▶ _Brief A_: In the forum thread on POST-as-GET and privacy, why does one poster consider the example that "ends with the email and phone number" not applicable in the Let’s Encrypt context? Answer in one to three sentences.
▶ _Brief B_: For each statement, state whether the forum thread on POST-as-GET and privacy agrees with it, answering yes or no and quoting the deciding words of the thread exactly. (i) The poster who tested the behavior had tested it against Staging Boulder. (ii) That poster had also tested it against Pebble. (iii) The original poster found references to mandated access control rules associated with the object types.
▶ _Brief C_: Reproduce the passage of the forum thread on POST-as-GET and privacy starting with "It was my understanding" and going on through "doesn’t protect anything.".

POST-as-GET and privacy

I realize this topic doesn’t really matter while unauthenticated GETs are still supported for the various ACME objects. But when it eventually gets turned off, I’m curious what the intent is.

For things like Orders, Authorizations, and Challenges that are tied to a specific account, should any ACME account be able to sign a POST-as-GET request to query those resources if they know the location/URL? Or should only the account owner be able to?

Today, it appears any account can sign the request and get the data. But will that always be the case?

In section 6.3 the spec says:

On receiving a request with a zero-length (and thus non-JSON) payload, the server MUST authenticate the sender and verify any access control rules.

But I can’t find any references on mandated access control rules associated with the object types. Is it basically a server implementation choice?

2 Likes

It was my understanding that only the ACME account to which the resources (orders, authzs, challenges) belong can access them. When you say that any other account can access them as well via POST-as-GET, did you test that with Boulder? Or Pebble? Or both? I would say that it would be a bug if that’s possible.

1 Like

I haven’t tested against Pebble or Prod Boulder yet. But it definitely works against Staging Boulder. I’ve also only tested getting authorization objects so far.

1 Like

The merge of “POST-as-GET” into the spec cites “privacy concerns raised in Adam’s and Ben’s AD reviews” (but without link to theses, sadyl) : https://github.com/ietf-wg-acme/acme/pull/445

Maybe @jsha remembers? (Richard Barnes doesn’t seams of have an account here)

I personally feel it’s a but that should be fixed: if the requirement of POST-as-GET only require to create any account, it doesn’t protect anything.

@tdelmas At a guess, probably these:

“Adam”: https://mailarchive.ietf.org/arch/msg/acme/cGQzjW7WQQ5oS2nrnXCXZM-2Jn8
“Ben”: https://mailarchive.ietf.org/arch/msg/acme/YLYlBVdnv2VxllVCS8pF-QueLe8

Thank you @mnordhoff !

The most wiring example there ends with the email and phone number. In the Let’s Encrypt context, as email validation is not allowed and the account entry point protected, I think it doesn’t apply. Only the discovery of domains. Which will ends up in CT logs. But could it may help discover the link between one domain and another (with are not in the same certificate)? (which can be problematic if possible, like i-am-gay.com and my-name-is-smith.com)

I don’t see anything much relevant there, did I missed it?

Skimming the message, I didn’t see a lot, but it was mentioned:

Section 6.2 notes that servers MUST NOT respond to GET requests for
sensitvie resources. Why are account resources the only sensitive ones?
Are authorizations not sensitive? Or are those considered to fall under
the umbrella of “account resources” (Section 7.1 seems pretty clear that
they do not)?

(Stored items from a collection)
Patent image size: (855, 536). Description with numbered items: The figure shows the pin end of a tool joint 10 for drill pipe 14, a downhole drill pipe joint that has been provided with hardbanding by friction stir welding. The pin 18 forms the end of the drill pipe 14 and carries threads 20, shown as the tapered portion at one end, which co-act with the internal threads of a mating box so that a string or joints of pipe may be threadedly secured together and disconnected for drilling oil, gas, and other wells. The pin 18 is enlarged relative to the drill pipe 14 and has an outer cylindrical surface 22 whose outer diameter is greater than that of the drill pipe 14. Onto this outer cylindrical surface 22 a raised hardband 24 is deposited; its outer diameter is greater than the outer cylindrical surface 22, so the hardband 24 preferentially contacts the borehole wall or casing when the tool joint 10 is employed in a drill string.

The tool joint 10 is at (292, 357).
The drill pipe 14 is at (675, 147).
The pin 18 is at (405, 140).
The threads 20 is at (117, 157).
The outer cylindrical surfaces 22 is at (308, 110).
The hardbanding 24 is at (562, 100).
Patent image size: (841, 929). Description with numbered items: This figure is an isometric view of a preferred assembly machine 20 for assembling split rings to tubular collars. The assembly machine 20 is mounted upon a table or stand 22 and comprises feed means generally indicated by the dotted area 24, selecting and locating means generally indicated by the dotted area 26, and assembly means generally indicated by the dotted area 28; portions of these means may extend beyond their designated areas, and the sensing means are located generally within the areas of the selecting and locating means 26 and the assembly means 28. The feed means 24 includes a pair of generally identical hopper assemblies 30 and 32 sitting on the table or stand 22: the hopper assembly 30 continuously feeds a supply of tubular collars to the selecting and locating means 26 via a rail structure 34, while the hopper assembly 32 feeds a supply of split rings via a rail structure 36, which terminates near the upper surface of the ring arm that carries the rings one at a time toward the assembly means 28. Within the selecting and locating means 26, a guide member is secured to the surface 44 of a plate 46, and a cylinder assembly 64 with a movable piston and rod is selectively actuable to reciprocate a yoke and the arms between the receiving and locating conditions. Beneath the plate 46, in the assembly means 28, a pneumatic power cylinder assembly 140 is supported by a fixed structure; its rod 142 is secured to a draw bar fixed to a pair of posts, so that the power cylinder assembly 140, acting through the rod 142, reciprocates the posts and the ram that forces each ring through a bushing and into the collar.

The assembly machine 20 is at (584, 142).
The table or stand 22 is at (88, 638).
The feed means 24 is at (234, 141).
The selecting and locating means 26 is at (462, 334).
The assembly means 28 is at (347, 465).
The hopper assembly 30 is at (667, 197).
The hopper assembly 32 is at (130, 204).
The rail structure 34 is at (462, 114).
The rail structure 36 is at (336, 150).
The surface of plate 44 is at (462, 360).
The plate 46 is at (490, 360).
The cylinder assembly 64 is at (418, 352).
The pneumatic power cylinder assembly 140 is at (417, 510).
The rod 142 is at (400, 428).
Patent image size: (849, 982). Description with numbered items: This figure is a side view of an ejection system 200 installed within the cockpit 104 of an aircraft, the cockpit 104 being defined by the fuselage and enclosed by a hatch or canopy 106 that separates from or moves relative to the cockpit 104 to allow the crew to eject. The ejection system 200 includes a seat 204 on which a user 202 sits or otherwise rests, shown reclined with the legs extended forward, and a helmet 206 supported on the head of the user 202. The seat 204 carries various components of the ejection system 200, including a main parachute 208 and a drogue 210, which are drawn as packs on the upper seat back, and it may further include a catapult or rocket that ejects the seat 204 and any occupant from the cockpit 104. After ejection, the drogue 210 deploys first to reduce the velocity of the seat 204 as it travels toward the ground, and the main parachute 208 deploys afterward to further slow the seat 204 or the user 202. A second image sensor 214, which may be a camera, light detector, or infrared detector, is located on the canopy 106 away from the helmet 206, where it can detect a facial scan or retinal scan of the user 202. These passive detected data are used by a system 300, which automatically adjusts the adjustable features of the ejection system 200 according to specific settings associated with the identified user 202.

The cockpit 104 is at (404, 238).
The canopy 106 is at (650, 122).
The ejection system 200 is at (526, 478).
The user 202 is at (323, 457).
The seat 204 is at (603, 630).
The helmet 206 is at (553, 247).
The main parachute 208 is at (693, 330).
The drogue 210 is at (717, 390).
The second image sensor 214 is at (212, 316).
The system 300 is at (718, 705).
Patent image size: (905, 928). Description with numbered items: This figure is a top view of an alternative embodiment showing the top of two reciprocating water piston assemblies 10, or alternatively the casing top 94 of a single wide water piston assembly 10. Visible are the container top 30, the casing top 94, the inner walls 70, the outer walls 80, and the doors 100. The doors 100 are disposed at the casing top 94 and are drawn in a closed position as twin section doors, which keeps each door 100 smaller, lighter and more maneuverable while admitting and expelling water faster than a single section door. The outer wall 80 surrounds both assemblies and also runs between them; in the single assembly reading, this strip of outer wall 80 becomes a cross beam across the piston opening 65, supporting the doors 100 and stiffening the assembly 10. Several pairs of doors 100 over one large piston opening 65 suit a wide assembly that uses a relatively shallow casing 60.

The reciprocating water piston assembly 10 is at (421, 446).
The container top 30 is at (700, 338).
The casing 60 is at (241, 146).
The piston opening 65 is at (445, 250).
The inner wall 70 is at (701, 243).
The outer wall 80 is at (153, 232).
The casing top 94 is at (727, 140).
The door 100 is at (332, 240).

▶ _Expected output A_: The poster holds that it does not apply because, in the Let’s Encrypt context, email validation is not allowed and the account entry point is protected. The only remaining exposure the poster sees is the discovery of domains, which will end up in CT logs.

▶ _Expected output B_:
(i) Yes: "But it definitely works against Staging Boulder."
(ii) No: "I haven’t tested against Pebble or Prod Boulder yet."
(iii) No: "But I can’t find any references on mandated access control rules associated with the object types."

▶ _Expected output C_:
It was my understanding that only the ACME account to which the resources (orders, authzs, challenges) belong can access them. When you say that any other account can access them as well via POST-as-GET, did you test that with Boulder? Or Pebble? Or both? I would say that it would be a bug if that’s possible.

1 Like

I haven’t tested against Pebble or Prod Boulder yet. But it definitely works against Staging Boulder. I’ve also only tested getting authorization objects so far.

1 Like

The merge of “POST-as-GET” into the spec cites “privacy concerns raised in Adam’s and Ben’s AD reviews” (but without link to theses, sadyl) : https://github.com/ietf-wg-acme/acme/pull/445

Maybe @jsha remembers? (Richard Barnes doesn’t seams of have an account here)

I personally feel it’s a but that should be fixed: if the requirement of POST-as-GET only require to create any account, it doesn’t protect anything.